Figure content listings:
'''

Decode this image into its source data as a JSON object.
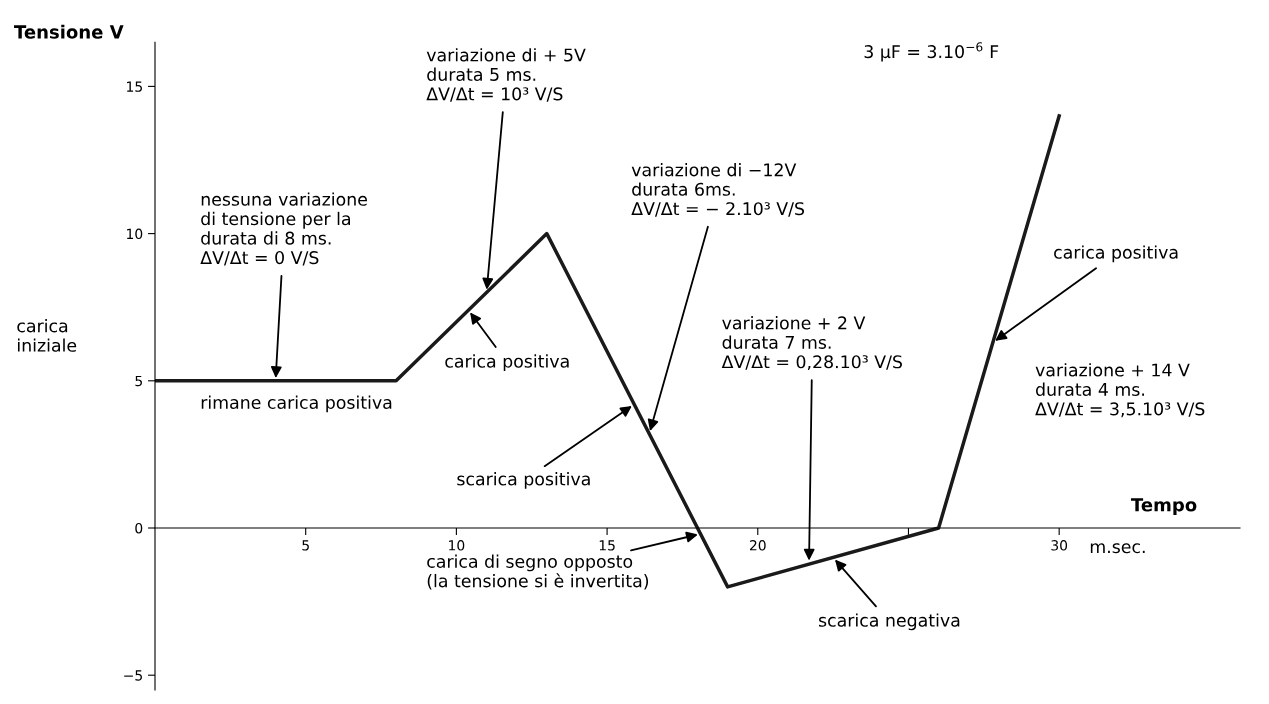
{
  "chart_data": {
    "type": "line",
    "ylabel": "Tensione V",
    "xlabel": "Tempo",
    "x": [
      0,
      8,
      13,
      19,
      26,
      30
    ],
    "series": [
      {
        "color": "#1a1a1a",
        "values": [
          5,
          5,
          10,
          -2,
          0,
          14
        ]
      }
    ],
    "xlim": [
      0,
      36
    ],
    "ylim": [
      -5.5,
      16.5
    ],
    "xticks": [
      5,
      10,
      15,
      20,
      {
        "value": 25,
        "label": null
      },
      30
    ],
    "yticks": [
      {
        "value": -5,
        "label": "−5"
      },
      0,
      5,
      10,
      15
    ],
    "grid": false,
    "legend": false,
    "marker": "none",
    "line_style": "solid",
    "annotations": [
      {
        "text": "nessuna variazione\ndi tensione per la\ndurata di 8 ms.\nΔV/Δt = 0 V/S",
        "x": 4,
        "y": 5
      },
      {
        "text": "variazione di + 5V\ndurata 5 ms.\nΔV/Δt = 10³ V/S",
        "x": 11,
        "y": 8
      },
      {
        "text": "carica positiva",
        "x": 10.4,
        "y": 7.4
      },
      {
        "text": "variazione di −12V\ndurata 6ms.\nΔV/Δt = − 2.10³ V/S",
        "x": 16.4,
        "y": 3.2
      },
      {
        "text": "scarica positiva",
        "x": 15.9,
        "y": 4.2
      },
      {
        "text": "carica di segno opposto\n(la tensione si è invertita)",
        "x": 18.1,
        "y": -0.2
      },
      {
        "text": "variazione + 2 V\ndurata 7 ms.\nΔV/Δt = 0,28.10³ V/S",
        "x": 21.7,
        "y": -1.2
      },
      {
        "text": "scarica negativa",
        "x": 22.5,
        "y": -1.0
      },
      {
        "text": "carica positiva",
        "x": 27.8,
        "y": 6.3
      },
      "variazione + 14 V\ndurata 4 ms.\nΔV/Δt = 3,5.10³ V/S",
      "3 μF = 3.10$^{−6}$ F",
      "carica\niniziale",
      "rimane carica positiva",
      "m.sec."
    ]
  }
}
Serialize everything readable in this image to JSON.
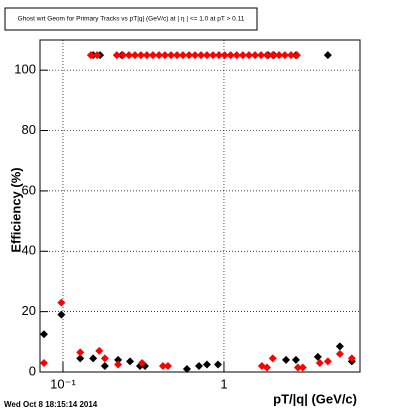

'''

## Given task
Copy out all the data without changing anything, and drop the pictures.

## Task solution
Decode this image into its source data as a JSON object.
{
  "chart_data": {
    "type": "line",
    "ylabel": "Tensione V",
    "xlabel": "Tempo",
    "x": [
      0,
      8,
      13,
      19,
      26,
      30
    ],
    "series": [
      {
        "color": "#1a1a1a",
        "values": [
          5,
          5,
          10,
          -2,
          0,
          14
        ]
      }
    ],
    "xlim": [
      0,
      36
    ],
    "ylim": [
      -5.5,
      16.5
    ],
    "xticks": [
      5,
      10,
      15,
      20,
      {
        "value": 25,
        "label": null
      },
      30
    ],
    "yticks": [
      {
        "value": -5,
        "label": "−5"
      },
      0,
      5,
      10,
      15
    ],
    "grid": false,
    "legend": false,
    "marker": "none",
    "line_style": "solid",
    "annotations": [
      {
        "text": "nessuna variazione\ndi tensione per la\ndurata di 8 ms.\nΔV/Δt = 0 V/S",
        "x": 4,
        "y": 5
      },
      {
        "text": "variazione di + 5V\ndurata 5 ms.\nΔV/Δt = 10³ V/S",
        "x": 11,
        "y": 8
      },
      {
        "text": "carica positiva",
        "x": 10.4,
        "y": 7.4
      },
      {
        "text": "variazione di −12V\ndurata 6ms.\nΔV/Δt = − 2.10³ V/S",
        "x": 16.4,
        "y": 3.2
      },
      {
        "text": "scarica positiva",
        "x": 15.9,
        "y": 4.2
      },
      {
        "text": "carica di segno opposto\n(la tensione si è invertita)",
        "x": 18.1,
        "y": -0.2
      },
      {
        "text": "variazione + 2 V\ndurata 7 ms.\nΔV/Δt = 0,28.10³ V/S",
        "x": 21.7,
        "y": -1.2
      },
      {
        "text": "scarica negativa",
        "x": 22.5,
        "y": -1.0
      },
      {
        "text": "carica positiva",
        "x": 27.8,
        "y": 6.3
      },
      "variazione + 14 V\ndurata 4 ms.\nΔV/Δt = 3,5.10³ V/S",
      "3 μF = 3.10$^{−6}$ F",
      "carica\niniziale",
      "rimane carica positiva",
      "m.sec."
    ]
  }
}
Serialize everything readable in this image to JSON.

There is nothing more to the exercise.